> _Data supplied_

§

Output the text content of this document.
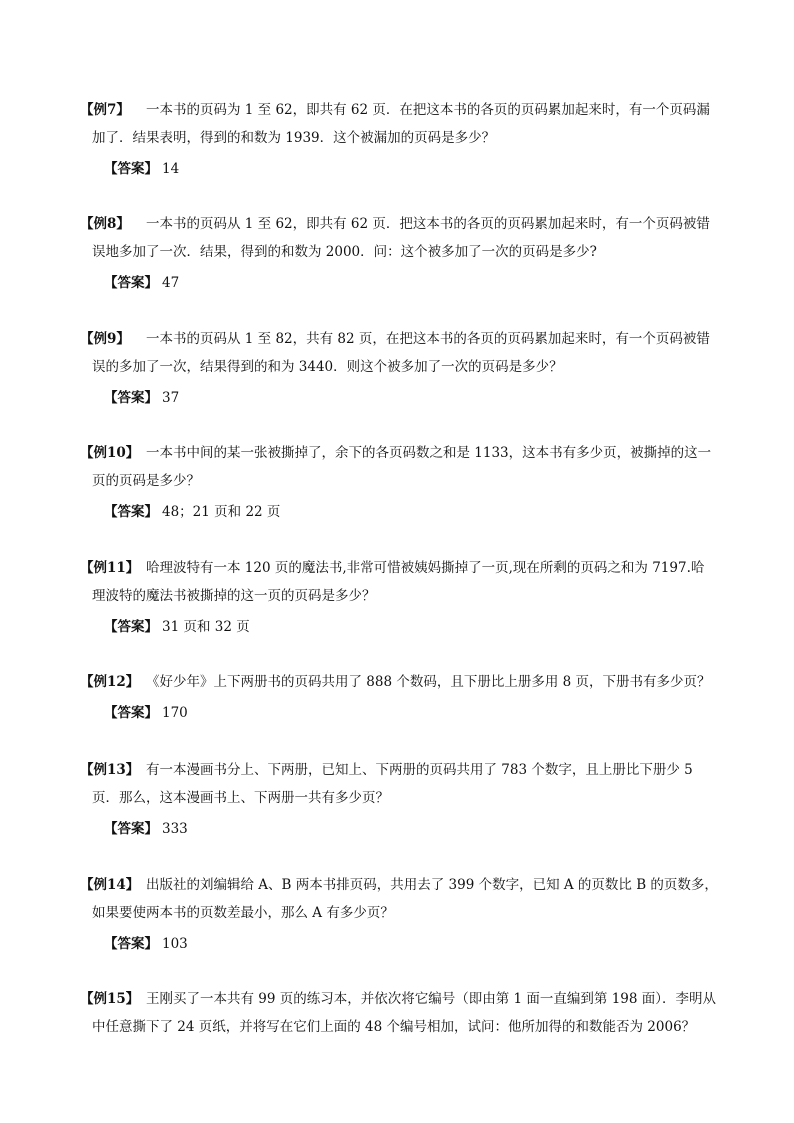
【例7】 一本书的页码为 1 至 62，即共有 62 页．在把这本书的各页的页码累加起来时，有一个页码漏
加了．结果表明，得到的和数为 1939．这个被漏加的页码是多少？
【答案】 14
【例8】 一本书的页码从 1 至 62，即共有 62 页．把这本书的各页的页码累加起来时，有一个页码被错
误地多加了一次．结果，得到的和数为 2000．问：这个被多加了一次的页码是多少?
【答案】 47
【例9】 一本书的页码从 1 至 82，共有 82 页，在把这本书的各页的页码累加起来时，有一个页码被错
误的多加了一次，结果得到的和为 3440．则这个被多加了一次的页码是多少？
【答案】 37
【例10】 一本书中间的某一张被撕掉了，余下的各页码数之和是 1133，这本书有多少页，被撕掉的这一
页的页码是多少？
【答案】 48；21 页和 22 页
【例11】 哈理波特有一本 120 页的魔法书,非常可惜被姨妈撕掉了一页,现在所剩的页码之和为 7197.哈
理波特的魔法书被撕掉的这一页的页码是多少？
【答案】 31 页和 32 页
【例12】 《好少年》上下两册书的页码共用了 888 个数码，且下册比上册多用 8 页，下册书有多少页？
【答案】 170
【例13】 有一本漫画书分上、下两册，已知上、下两册的页码共用了 783 个数字，且上册比下册少 5
页．那么，这本漫画书上、下两册一共有多少页？
【答案】 333
【例14】 出版社的刘编辑给 A、B 两本书排页码，共用去了 399 个数字，已知 A 的页数比 B 的页数多，
如果要使两本书的页数差最小，那么 A 有多少页？
【答案】 103
【例15】 王刚买了一本共有 99 页的练习本，并依次将它编号（即由第 1 面一直编到第 198 面）．李明从
中任意撕下了 24 页纸，并将写在它们上面的 48 个编号相加，试问：他所加得的和数能否为 2006？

§

> _Description of the task_
Copy every line of the data that holds the string "一本书的页码从".

> _Output of the exercise_
【例8】 一本书的页码从 1 至 62，即共有 62 页．把这本书的各页的页码累加起来时，有一个页码被错
【例9】 一本书的页码从 1 至 82，共有 82 页，在把这本书的各页的页码累加起来时，有一个页码被错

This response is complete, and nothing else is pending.